§ **Task**
Look through the material below for "start". Copy every line that contains it.

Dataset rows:

[BEGIN]

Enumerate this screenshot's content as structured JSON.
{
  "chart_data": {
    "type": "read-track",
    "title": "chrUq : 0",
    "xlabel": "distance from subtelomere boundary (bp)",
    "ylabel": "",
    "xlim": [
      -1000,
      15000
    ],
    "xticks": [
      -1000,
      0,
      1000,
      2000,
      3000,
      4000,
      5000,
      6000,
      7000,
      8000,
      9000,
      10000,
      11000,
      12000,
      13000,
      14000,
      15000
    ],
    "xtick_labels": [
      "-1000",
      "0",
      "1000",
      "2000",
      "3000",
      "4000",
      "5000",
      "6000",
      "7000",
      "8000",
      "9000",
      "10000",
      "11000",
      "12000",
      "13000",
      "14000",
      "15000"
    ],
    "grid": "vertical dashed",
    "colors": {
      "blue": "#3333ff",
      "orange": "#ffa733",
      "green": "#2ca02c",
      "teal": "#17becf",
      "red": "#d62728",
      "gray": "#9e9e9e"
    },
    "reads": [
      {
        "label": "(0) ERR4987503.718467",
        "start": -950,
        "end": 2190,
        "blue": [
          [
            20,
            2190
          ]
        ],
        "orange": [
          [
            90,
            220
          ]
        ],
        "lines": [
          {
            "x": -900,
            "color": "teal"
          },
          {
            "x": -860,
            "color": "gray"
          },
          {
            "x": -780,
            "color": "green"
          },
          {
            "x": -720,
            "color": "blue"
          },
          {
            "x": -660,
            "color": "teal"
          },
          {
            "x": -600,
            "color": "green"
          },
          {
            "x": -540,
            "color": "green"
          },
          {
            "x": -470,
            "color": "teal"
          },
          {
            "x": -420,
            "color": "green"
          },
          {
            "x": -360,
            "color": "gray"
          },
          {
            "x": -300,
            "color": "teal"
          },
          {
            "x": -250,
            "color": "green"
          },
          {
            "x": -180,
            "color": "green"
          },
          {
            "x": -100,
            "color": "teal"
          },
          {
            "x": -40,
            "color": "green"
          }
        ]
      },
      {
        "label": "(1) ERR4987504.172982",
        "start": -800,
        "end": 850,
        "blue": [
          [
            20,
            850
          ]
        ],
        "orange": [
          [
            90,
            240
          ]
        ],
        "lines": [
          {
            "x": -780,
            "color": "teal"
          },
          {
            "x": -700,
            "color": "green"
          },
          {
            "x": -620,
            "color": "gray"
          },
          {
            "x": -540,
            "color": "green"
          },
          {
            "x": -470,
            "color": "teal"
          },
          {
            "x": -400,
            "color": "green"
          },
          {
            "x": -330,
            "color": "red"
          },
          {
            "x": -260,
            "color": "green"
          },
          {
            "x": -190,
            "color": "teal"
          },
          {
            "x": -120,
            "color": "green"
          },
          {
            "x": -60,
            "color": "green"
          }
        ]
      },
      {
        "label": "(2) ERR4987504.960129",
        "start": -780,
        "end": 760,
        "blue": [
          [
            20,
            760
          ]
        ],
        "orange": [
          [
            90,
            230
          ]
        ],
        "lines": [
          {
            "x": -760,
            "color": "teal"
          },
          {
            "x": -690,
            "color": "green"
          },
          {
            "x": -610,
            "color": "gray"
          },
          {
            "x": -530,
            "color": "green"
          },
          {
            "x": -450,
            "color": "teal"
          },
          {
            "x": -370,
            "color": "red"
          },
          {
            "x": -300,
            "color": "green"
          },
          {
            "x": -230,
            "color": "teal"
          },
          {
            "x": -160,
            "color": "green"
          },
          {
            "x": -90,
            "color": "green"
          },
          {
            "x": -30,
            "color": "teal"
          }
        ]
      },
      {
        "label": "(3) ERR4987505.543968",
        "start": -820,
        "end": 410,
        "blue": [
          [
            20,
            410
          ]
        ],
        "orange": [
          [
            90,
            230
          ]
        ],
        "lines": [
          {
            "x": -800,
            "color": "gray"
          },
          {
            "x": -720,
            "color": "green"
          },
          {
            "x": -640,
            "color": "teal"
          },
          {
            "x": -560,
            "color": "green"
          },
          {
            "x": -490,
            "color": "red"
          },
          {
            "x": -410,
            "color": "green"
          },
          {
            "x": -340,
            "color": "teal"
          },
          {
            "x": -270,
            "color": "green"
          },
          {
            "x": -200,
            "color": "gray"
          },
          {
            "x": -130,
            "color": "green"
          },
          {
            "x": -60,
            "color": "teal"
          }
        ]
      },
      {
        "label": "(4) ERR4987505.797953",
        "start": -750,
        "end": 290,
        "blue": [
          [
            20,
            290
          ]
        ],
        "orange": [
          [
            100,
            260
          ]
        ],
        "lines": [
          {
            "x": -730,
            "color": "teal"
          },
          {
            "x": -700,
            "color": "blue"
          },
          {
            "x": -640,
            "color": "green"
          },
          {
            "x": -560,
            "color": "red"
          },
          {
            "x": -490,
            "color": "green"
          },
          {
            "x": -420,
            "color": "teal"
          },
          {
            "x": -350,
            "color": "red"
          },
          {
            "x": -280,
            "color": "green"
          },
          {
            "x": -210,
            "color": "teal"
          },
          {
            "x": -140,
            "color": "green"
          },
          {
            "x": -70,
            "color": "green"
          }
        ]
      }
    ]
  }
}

[END]

§ **Response**
        "start": -950,
        "start": -800,
        "start": -780,
        "start": -820,
        "start": -750,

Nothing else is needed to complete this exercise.